» Problem requirements
Sift the material for lines containing "JSON", and return them.

begin

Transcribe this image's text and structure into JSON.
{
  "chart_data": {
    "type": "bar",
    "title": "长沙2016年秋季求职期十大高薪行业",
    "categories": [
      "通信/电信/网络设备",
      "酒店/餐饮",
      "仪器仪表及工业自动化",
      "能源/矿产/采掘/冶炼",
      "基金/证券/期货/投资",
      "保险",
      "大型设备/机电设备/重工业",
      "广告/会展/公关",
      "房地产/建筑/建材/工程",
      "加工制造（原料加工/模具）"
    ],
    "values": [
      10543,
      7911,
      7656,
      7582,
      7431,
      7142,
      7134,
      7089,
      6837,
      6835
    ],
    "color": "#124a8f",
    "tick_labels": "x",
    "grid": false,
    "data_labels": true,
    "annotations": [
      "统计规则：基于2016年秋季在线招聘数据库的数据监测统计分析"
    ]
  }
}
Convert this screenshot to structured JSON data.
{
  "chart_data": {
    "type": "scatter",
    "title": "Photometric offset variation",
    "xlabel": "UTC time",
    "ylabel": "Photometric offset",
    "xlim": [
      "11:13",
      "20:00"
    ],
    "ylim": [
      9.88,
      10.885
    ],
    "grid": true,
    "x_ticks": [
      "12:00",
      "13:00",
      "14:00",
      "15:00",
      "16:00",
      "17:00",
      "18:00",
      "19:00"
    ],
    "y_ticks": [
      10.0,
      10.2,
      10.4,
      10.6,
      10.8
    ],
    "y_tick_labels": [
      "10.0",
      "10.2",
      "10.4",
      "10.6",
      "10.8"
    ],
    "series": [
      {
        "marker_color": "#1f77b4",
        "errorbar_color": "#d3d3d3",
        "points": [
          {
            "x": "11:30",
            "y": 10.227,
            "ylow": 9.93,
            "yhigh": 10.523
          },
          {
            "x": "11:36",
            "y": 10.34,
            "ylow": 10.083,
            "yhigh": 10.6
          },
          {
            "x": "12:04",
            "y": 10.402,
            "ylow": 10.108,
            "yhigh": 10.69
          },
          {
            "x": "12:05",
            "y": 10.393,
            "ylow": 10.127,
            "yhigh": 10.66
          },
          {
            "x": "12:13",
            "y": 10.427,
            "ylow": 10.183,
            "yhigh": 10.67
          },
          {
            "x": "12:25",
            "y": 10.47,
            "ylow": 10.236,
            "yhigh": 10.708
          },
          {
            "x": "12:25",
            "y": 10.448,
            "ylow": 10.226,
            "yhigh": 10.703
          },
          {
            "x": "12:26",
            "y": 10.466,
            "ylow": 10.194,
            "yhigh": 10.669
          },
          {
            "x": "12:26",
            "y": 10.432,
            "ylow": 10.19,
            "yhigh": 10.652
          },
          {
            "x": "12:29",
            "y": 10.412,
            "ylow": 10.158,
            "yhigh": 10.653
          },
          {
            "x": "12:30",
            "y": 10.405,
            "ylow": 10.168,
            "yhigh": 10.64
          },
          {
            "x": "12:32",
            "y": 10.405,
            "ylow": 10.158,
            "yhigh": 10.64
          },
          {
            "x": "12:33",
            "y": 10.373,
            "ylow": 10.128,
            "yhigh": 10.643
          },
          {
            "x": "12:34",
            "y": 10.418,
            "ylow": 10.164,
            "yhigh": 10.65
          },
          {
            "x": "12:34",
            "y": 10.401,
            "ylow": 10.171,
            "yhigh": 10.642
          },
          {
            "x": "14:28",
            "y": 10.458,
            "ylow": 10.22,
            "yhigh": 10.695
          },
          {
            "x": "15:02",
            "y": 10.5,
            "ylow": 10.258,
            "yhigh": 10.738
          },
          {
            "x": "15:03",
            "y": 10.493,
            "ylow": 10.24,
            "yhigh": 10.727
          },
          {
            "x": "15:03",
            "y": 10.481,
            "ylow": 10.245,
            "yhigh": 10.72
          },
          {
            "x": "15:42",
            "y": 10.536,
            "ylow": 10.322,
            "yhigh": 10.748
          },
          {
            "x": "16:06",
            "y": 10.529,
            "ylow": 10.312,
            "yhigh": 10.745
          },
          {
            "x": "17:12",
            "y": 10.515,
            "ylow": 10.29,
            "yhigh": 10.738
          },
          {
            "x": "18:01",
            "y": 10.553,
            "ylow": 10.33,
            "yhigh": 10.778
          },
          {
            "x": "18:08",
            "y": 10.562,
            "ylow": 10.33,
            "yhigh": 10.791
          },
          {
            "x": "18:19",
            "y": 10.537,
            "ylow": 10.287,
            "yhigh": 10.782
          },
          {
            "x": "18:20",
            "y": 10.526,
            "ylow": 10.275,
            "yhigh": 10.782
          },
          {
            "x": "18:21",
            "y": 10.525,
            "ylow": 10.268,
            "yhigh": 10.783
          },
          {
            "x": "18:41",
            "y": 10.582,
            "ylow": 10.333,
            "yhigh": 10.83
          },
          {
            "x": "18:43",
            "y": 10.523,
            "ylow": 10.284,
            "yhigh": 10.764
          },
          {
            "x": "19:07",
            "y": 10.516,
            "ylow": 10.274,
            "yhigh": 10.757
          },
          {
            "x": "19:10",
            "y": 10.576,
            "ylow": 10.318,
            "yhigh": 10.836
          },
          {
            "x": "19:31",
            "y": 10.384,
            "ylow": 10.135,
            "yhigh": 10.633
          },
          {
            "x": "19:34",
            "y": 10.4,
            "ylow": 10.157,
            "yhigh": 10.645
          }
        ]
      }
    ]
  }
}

end

» Complete output
Transcribe this image's text and structure into JSON.
Convert this screenshot to structured JSON data.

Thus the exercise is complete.